Mr. Speaker, it is always a pleasure to rise on behalf of the people of Kamloops—Thompson—Nicola.
We are only about an hour and a half into today, and this is my third time rising. What an honour it is to speak in the House of Commons, not only so frequently but also on matters of such import. We are dealing with really important issues today. Sometimes we deal with things that are quite performative in the House, but I can candidly say that, today, this is an issue of fairly significant importance.
Before I start, I want to recognize one of my very good friends, who is celebrating a birthday. Philip Lee is 48 years old. He is somebody I went to high school with and have known for the past 36 years now. We have had the opportunity to travel together, and he has been a wonderful friend. I would like to wish Phil all the best in the upcoming year.
I also want to recognize two people from Kamloops who accomplished something really significant. Johnny Hicks and Brady Milburn are part of the Denver Pioneers hockey club. That club is part of the NCAA. This weekend, the team was crowned the men's NCAA champion. I congratulate Johnny and Brady, who are both Kamloops products, and the whole Denver Pioneers team. Winning the NCAA championship is a tremendous accomplishment.
What brings us here today is Bill C-22, but we have to look at the past to inform how we got here. Bill C-2 was heralded as a cure-all, a panacea, if we will, to all the things that ailed the justice system. If only we could pass Bill C-2, everything would be fine.
Unfortunately, we have heard that before in the House. For years, we were told there were no issues with bail and sentencing, yet here we are now with a so-called new government, with many of the same cabinet ministers as the old government, and we are still dealing with the same issues.
I believe the minister referenced Commissioner Carrique talking about this type of legislation going way back to 1997. In fact, Conservatives put forward legislation on lawful access and were roundly mocked by Liberals. There is a famous quote, which I will not repeat here today, that stemmed from that very debate, and now we hear there is a rush to pass this legislation. I understand why lawful access is so important, but if there was a rush, then why were the Liberals opposed to it in the last decade? If there was a rush, then why has it taken the Liberal government 11 years to bring this bill forward? If there was a rush, then why was Bill C-2 so clumsily drafted?
We are here because of Bill C-2. In fact, if we look at portions of Bill C-2, we can see that we now have two bills that stem from it: Bill C-12 and Bill C-22. Both of those bills have dramatically remodelled what was contained in Bill C-2. In fact, Bill C-12 renovated so much of the text of Bill C-2 that it underwent further amendments at committee. I believe that my colleague, the shadow minister for immigration, the member for Calgary Nose Hill, did a great deal of work and produced a number of amendments at committee that were supported by the government or the Bloc and ultimately made it into the bill. That bill was a substantially better version of portions of Bill C-2. What do we have in Bill C-22? We have parts 14 and 15 of Bill C-2.

> **Do this**
Which parts of Bill C-2 does the speech say are in Bill C-22? Rely only on the speech above.

> **Given data**

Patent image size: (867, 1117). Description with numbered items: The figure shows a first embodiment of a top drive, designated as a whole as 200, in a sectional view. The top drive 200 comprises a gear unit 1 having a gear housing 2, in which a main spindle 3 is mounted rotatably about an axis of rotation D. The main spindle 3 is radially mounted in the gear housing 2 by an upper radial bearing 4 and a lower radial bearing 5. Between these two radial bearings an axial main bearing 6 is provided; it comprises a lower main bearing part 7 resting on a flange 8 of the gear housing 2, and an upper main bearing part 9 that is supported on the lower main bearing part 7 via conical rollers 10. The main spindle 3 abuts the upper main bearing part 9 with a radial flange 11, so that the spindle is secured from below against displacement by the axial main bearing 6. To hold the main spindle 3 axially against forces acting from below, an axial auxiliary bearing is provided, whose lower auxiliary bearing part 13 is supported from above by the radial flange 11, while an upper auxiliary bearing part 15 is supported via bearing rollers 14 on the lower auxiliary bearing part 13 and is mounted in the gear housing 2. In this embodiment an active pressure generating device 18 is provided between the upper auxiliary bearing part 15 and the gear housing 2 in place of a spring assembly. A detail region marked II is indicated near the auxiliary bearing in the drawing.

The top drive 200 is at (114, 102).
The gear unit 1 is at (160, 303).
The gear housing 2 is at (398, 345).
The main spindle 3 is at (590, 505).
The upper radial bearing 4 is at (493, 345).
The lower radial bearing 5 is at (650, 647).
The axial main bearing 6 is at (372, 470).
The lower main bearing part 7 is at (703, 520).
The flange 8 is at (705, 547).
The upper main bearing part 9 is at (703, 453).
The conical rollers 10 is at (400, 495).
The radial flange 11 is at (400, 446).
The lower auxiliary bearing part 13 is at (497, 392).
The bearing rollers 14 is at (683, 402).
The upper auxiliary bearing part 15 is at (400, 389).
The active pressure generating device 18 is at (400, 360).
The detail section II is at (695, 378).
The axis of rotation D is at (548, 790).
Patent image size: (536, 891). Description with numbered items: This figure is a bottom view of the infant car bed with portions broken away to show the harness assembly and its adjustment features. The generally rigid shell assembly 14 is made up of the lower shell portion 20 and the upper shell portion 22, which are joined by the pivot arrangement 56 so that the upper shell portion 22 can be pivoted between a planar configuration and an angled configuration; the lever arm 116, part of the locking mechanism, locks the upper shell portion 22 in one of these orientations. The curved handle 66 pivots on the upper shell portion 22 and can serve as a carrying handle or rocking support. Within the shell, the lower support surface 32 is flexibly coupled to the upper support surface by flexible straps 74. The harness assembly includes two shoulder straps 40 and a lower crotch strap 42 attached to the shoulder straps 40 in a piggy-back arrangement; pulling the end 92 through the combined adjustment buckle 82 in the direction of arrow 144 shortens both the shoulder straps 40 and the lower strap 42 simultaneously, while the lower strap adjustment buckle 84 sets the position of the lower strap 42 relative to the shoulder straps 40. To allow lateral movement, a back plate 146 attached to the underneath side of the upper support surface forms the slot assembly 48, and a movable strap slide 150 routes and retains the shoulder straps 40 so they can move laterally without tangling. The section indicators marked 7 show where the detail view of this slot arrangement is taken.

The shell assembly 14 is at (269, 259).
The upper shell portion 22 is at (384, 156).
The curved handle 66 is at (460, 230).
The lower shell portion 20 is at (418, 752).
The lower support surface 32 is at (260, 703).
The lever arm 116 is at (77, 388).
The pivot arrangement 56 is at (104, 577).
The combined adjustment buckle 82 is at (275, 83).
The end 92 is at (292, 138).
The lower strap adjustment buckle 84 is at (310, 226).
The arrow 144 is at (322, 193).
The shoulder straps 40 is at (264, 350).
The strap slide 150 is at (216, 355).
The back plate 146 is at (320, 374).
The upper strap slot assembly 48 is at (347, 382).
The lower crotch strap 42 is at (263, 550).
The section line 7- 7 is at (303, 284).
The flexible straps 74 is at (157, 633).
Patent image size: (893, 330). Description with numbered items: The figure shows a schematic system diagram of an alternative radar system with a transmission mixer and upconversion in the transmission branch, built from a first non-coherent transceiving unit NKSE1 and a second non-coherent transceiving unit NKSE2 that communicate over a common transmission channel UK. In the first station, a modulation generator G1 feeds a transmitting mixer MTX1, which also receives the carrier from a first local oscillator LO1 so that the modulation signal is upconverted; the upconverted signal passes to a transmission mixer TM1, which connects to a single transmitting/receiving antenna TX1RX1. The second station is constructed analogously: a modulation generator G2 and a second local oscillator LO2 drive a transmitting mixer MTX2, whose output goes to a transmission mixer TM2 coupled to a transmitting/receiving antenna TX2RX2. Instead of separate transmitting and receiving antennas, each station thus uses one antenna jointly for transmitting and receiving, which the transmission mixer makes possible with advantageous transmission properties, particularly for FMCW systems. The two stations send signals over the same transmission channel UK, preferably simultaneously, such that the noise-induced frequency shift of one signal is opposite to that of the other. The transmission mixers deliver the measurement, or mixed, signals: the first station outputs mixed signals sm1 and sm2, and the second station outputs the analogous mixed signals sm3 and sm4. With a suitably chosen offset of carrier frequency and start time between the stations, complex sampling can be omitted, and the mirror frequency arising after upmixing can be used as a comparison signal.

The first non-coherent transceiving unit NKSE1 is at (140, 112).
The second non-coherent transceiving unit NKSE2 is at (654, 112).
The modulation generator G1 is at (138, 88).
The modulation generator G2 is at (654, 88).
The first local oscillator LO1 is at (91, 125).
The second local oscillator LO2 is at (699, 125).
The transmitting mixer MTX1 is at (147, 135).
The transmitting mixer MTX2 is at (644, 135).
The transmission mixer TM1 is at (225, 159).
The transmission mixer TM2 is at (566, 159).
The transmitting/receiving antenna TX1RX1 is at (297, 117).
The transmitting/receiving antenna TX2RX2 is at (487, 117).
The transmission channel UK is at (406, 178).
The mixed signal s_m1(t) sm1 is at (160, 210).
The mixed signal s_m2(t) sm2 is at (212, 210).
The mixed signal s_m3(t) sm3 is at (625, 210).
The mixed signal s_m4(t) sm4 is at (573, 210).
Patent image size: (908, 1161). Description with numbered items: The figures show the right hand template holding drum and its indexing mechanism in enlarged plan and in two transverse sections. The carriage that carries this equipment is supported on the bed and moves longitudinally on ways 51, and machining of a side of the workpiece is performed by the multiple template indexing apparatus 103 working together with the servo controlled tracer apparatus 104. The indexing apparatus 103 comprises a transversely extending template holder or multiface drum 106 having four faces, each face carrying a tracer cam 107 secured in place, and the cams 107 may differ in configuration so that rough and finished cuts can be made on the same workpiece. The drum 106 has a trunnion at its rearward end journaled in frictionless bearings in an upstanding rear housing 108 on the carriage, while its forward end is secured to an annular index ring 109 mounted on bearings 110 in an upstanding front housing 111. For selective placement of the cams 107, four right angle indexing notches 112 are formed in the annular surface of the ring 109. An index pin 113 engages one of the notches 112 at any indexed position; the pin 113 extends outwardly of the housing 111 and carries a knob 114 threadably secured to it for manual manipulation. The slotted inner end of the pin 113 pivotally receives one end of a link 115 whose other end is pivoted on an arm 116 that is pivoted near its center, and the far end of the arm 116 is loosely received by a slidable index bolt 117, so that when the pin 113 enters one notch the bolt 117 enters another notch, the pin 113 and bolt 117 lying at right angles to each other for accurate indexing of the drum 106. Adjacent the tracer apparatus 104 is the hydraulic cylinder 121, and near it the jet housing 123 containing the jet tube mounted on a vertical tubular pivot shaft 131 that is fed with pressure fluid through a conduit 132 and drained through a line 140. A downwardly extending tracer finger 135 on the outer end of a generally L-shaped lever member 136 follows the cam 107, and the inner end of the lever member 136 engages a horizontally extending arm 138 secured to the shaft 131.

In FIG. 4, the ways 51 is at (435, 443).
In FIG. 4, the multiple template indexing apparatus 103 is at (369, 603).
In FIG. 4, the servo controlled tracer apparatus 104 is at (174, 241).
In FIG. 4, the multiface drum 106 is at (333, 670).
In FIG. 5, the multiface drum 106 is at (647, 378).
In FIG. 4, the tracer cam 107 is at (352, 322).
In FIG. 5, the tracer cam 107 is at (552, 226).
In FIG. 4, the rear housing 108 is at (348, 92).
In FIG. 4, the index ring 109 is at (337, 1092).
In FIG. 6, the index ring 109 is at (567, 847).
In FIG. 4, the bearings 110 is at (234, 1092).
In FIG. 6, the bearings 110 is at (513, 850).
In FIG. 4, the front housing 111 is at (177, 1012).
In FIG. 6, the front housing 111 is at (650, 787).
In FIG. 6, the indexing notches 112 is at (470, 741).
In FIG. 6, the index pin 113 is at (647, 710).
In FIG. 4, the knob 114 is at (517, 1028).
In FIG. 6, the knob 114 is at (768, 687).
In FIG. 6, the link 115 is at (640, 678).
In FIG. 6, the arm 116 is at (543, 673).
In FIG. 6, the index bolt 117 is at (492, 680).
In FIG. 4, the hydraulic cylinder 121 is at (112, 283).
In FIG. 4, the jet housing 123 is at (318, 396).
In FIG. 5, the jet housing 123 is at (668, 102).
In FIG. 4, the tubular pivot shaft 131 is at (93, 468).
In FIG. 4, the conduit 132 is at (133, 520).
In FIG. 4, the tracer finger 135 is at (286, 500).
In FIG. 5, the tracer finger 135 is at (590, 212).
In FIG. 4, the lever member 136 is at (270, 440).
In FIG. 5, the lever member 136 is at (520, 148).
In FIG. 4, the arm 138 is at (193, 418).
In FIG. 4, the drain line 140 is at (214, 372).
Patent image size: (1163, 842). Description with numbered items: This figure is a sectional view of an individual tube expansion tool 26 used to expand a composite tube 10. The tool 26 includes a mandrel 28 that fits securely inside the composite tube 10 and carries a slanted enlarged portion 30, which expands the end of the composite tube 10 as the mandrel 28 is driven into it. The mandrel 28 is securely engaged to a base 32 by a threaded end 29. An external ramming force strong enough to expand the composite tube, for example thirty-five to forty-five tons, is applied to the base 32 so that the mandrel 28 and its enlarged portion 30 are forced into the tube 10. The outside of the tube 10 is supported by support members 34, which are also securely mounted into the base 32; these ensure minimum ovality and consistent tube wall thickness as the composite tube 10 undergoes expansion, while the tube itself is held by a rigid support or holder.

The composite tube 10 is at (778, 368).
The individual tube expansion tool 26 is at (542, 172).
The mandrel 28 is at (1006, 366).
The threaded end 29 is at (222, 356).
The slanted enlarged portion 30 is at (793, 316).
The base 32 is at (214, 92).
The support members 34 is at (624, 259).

> **Result for this exercise**
Parts 14 and 15 of Bill C-2.